→ **Your objective**: How many lines in the records below contain the word "Января"? Answer with the number alone.

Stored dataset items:
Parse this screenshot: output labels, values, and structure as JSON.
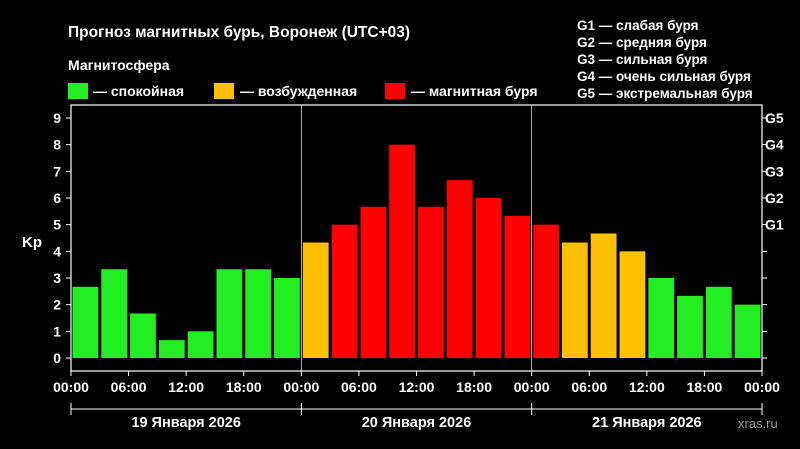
{
  "header": {
    "title": "Прогноз магнитных бурь, Воронеж (UTC+03)",
    "subtitle": "Магнитосфера"
  },
  "legend": [
    {
      "label": "— спокойная",
      "color": "#22ee22"
    },
    {
      "label": "— возбужденная",
      "color": "#ffc000"
    },
    {
      "label": "— магнитная буря",
      "color": "#ff0000"
    }
  ],
  "g_scale": [
    "G1 — слабая буря",
    "G2 — средняя буря",
    "G3 — сильная буря",
    "G4 — очень сильная буря",
    "G5 — экстремальная буря"
  ],
  "watermark": "xras.ru",
  "chart_data": {
    "type": "bar",
    "ylabel": "Kp",
    "ylim": [
      0,
      9
    ],
    "y_ticks": [
      "0",
      "1",
      "2",
      "3",
      "4",
      "5",
      "6",
      "7",
      "8",
      "9"
    ],
    "right_ticks": [
      {
        "value": 5,
        "label": "G1"
      },
      {
        "value": 6,
        "label": "G2"
      },
      {
        "value": 7,
        "label": "G3"
      },
      {
        "value": 8,
        "label": "G4"
      },
      {
        "value": 9,
        "label": "G5"
      }
    ],
    "x_ticks": [
      "00:00",
      "06:00",
      "12:00",
      "18:00",
      "00:00",
      "06:00",
      "12:00",
      "18:00",
      "00:00",
      "06:00",
      "12:00",
      "18:00",
      "00:00"
    ],
    "days": [
      "19 Января 2026",
      "20 Января 2026",
      "21 Января 2026"
    ],
    "values": [
      2.67,
      3.33,
      1.67,
      0.67,
      1.0,
      3.33,
      3.33,
      3.0,
      4.33,
      5.0,
      5.67,
      8.0,
      5.67,
      6.67,
      6.0,
      5.33,
      5.0,
      4.33,
      4.67,
      4.0,
      3.0,
      2.33,
      2.67,
      2.0
    ],
    "colors": {
      "quiet": "#22ee22",
      "active": "#ffc000",
      "storm": "#ff0000"
    },
    "grid": false,
    "day_separators": true
  }
}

→ **Response to the task**: 3